REQUIREMENTS — Transcribe all records exactly.

EXTRACTED DATA —
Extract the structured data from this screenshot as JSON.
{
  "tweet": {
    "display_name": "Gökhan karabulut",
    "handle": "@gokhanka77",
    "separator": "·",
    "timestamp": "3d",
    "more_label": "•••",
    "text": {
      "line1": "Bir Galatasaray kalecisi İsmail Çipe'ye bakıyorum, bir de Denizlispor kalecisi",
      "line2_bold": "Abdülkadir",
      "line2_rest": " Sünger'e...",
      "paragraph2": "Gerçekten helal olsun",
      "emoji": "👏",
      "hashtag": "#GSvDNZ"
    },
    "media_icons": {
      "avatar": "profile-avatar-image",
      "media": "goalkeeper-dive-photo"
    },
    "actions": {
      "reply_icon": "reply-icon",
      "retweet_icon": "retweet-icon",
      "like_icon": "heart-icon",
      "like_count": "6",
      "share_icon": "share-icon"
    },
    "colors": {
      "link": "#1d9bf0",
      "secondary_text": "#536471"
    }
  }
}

SOLUTION TO THE PROBLEM —
Extract the structured data from this screenshot as JSON.
{
  "tweet": {
    "display_name": "Gökhan karabulut",
    "handle": "@gokhanka77",
    "separator": "·",
    "timestamp": "3d",
    "more_label": "•••",
    "text": {
      "line1": "Bir Galatasaray kalecisi İsmail Çipe'ye bakıyorum, bir de Denizlispor kalecisi",
      "line2_bold": "Abdülkadir",
      "line2_rest": " Sünger'e...",
      "paragraph2": "Gerçekten helal olsun",
      "emoji": "👏",
      "hashtag": "#GSvDNZ"
    },
    "media_icons": {
      "avatar": "profile-avatar-image",
      "media": "goalkeeper-dive-photo"
    },
    "actions": {
      "reply_icon": "reply-icon",
      "retweet_icon": "retweet-icon",
      "like_icon": "heart-icon",
      "like_count": "6",
      "share_icon": "share-icon"
    },
    "colors": {
      "link": "#1d9bf0",
      "secondary_text": "#536471"
    }
  }
}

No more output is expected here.